§ Your objective: Copy every line of the data in which the word "Curții" occurs.

Dataset excerpt
● ● ●

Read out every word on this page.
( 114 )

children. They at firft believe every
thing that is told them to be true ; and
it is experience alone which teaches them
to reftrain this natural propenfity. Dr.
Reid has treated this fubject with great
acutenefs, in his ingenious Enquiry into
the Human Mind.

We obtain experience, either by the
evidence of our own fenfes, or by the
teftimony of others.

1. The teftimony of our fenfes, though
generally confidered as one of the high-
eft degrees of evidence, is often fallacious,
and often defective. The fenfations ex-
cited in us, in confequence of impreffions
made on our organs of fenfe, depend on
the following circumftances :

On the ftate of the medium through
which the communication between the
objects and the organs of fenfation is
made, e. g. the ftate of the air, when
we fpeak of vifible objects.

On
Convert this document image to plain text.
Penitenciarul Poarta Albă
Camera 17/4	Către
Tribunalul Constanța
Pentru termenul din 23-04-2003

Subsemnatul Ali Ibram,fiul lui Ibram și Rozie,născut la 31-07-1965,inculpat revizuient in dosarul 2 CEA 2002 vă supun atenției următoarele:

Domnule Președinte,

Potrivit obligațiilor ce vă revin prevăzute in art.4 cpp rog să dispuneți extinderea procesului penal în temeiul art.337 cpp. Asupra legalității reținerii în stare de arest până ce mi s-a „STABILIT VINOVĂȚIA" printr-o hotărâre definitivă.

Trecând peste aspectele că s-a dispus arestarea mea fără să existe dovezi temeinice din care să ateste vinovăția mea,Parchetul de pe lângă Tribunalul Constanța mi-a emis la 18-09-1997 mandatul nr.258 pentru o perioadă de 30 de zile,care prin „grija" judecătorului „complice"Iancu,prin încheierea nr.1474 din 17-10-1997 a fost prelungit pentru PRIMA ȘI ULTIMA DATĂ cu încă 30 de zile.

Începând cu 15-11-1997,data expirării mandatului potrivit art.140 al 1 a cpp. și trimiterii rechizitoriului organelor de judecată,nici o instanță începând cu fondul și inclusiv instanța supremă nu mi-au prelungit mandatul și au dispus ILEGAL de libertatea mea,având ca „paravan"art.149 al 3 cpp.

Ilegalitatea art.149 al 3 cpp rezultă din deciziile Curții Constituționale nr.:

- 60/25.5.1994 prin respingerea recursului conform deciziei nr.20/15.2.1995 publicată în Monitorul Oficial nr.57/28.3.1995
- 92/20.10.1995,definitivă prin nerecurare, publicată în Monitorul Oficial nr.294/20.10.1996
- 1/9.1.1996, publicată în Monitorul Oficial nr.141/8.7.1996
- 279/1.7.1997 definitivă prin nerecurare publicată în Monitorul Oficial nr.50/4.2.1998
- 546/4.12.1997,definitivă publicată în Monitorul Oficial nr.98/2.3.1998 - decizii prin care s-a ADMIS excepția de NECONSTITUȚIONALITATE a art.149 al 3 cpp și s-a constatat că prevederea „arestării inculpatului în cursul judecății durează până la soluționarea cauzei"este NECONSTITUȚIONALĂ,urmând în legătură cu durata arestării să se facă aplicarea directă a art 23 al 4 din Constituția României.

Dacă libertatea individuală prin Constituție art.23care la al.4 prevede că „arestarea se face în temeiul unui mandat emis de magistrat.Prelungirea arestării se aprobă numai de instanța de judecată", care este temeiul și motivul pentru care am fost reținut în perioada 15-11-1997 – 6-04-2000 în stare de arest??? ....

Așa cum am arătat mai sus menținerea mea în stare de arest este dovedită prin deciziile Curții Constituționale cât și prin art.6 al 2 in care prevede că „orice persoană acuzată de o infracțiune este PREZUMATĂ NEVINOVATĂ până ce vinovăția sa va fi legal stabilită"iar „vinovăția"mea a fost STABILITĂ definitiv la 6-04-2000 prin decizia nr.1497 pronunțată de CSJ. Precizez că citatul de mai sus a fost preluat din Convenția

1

● ● ●

§ Written answer:
Ilegalitatea art.149 al 3 cpp rezultă din deciziile Curții Constituționale nr.:
Așa cum am arătat mai sus menținerea mea în stare de arest este dovedită prin deciziile Curții Constituționale cât și prin art.6 al 2 in care prevede că „orice persoană acuzată de o infracțiune este PREZUMATĂ NEVINOVATĂ până ce vinovăția sa va fi legal stabilită"iar „vinovăția"mea a fost STABILITĂ definitiv la 6-04-2000 prin decizia nr.1497 pronunțată de CSJ. Precizez că citatul de mai sus a fost preluat din Convenția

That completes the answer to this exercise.